Task to carry out ▸ Go through the material and write it all out exactly, minus the pictures.

Records
..............................

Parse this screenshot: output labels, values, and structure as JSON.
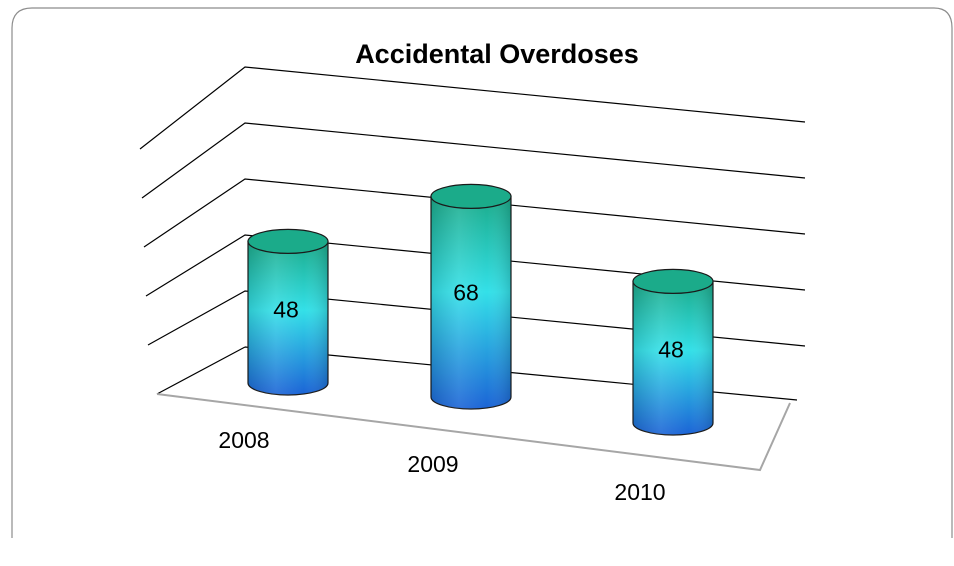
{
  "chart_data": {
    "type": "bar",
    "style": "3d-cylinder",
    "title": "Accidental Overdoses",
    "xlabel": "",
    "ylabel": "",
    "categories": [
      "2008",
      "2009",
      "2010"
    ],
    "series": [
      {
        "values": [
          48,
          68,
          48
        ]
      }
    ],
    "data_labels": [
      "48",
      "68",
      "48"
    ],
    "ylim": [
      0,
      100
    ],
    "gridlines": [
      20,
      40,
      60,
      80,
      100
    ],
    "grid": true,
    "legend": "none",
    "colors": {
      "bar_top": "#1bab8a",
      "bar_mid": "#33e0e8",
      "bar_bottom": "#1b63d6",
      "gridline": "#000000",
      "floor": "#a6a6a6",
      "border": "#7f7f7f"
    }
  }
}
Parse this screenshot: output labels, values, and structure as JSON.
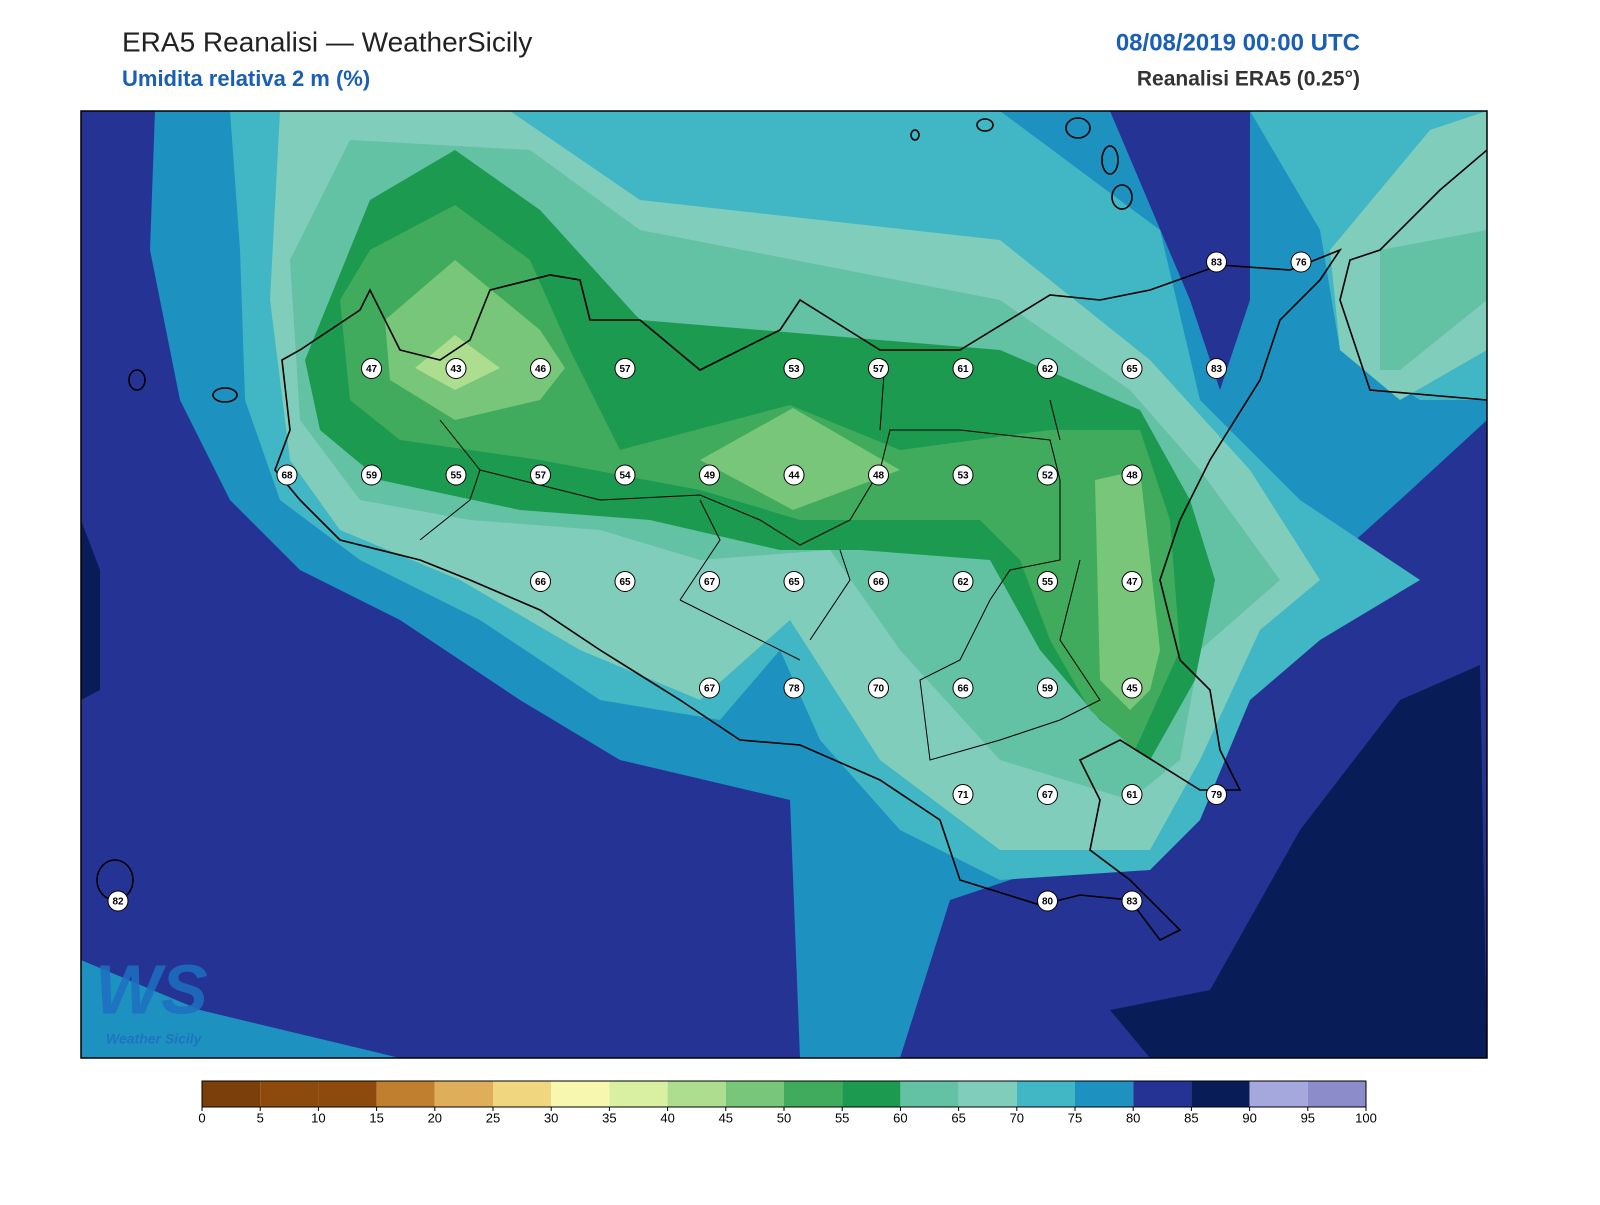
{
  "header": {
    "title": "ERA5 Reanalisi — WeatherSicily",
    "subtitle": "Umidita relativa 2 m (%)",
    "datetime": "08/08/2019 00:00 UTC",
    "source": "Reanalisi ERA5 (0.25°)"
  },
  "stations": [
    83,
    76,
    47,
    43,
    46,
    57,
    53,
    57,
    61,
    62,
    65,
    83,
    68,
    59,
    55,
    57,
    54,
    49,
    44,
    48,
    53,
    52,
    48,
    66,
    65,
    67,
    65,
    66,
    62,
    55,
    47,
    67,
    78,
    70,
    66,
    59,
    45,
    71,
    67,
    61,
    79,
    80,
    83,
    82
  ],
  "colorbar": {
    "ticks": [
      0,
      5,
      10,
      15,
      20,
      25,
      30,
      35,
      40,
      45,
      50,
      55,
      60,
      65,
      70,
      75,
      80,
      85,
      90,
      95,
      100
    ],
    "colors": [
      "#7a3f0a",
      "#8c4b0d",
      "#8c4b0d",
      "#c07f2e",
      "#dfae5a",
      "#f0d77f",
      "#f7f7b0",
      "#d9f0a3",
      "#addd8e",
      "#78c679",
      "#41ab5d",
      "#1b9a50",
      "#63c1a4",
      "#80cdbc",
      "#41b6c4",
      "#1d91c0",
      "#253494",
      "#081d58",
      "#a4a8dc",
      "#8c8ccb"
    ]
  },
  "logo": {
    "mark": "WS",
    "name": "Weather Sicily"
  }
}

..............................

Result of this exercise ▸
Parse this screenshot: output labels, values, and structure as JSON.
{
  "chart_data": {
    "type": "bar",
    "style": "3d-cylinder",
    "title": "Accidental Overdoses",
    "xlabel": "",
    "ylabel": "",
    "categories": [
      "2008",
      "2009",
      "2010"
    ],
    "series": [
      {
        "values": [
          48,
          68,
          48
        ]
      }
    ],
    "data_labels": [
      "48",
      "68",
      "48"
    ],
    "ylim": [
      0,
      100
    ],
    "gridlines": [
      20,
      40,
      60,
      80,
      100
    ],
    "grid": true,
    "legend": "none",
    "colors": {
      "bar_top": "#1bab8a",
      "bar_mid": "#33e0e8",
      "bar_bottom": "#1b63d6",
      "gridline": "#000000",
      "floor": "#a6a6a6",
      "border": "#7f7f7f"
    }
  }
}
Parse this screenshot: output labels, values, and structure as JSON.
{
  "header": {
    "title": "ERA5 Reanalisi — WeatherSicily",
    "subtitle": "Umidita relativa 2 m (%)",
    "datetime": "08/08/2019 00:00 UTC",
    "source": "Reanalisi ERA5 (0.25°)"
  },
  "stations": [
    83,
    76,
    47,
    43,
    46,
    57,
    53,
    57,
    61,
    62,
    65,
    83,
    68,
    59,
    55,
    57,
    54,
    49,
    44,
    48,
    53,
    52,
    48,
    66,
    65,
    67,
    65,
    66,
    62,
    55,
    47,
    67,
    78,
    70,
    66,
    59,
    45,
    71,
    67,
    61,
    79,
    80,
    83,
    82
  ],
  "colorbar": {
    "ticks": [
      0,
      5,
      10,
      15,
      20,
      25,
      30,
      35,
      40,
      45,
      50,
      55,
      60,
      65,
      70,
      75,
      80,
      85,
      90,
      95,
      100
    ],
    "colors": [
      "#7a3f0a",
      "#8c4b0d",
      "#8c4b0d",
      "#c07f2e",
      "#dfae5a",
      "#f0d77f",
      "#f7f7b0",
      "#d9f0a3",
      "#addd8e",
      "#78c679",
      "#41ab5d",
      "#1b9a50",
      "#63c1a4",
      "#80cdbc",
      "#41b6c4",
      "#1d91c0",
      "#253494",
      "#081d58",
      "#a4a8dc",
      "#8c8ccb"
    ]
  },
  "logo": {
    "mark": "WS",
    "name": "Weather Sicily"
  }
}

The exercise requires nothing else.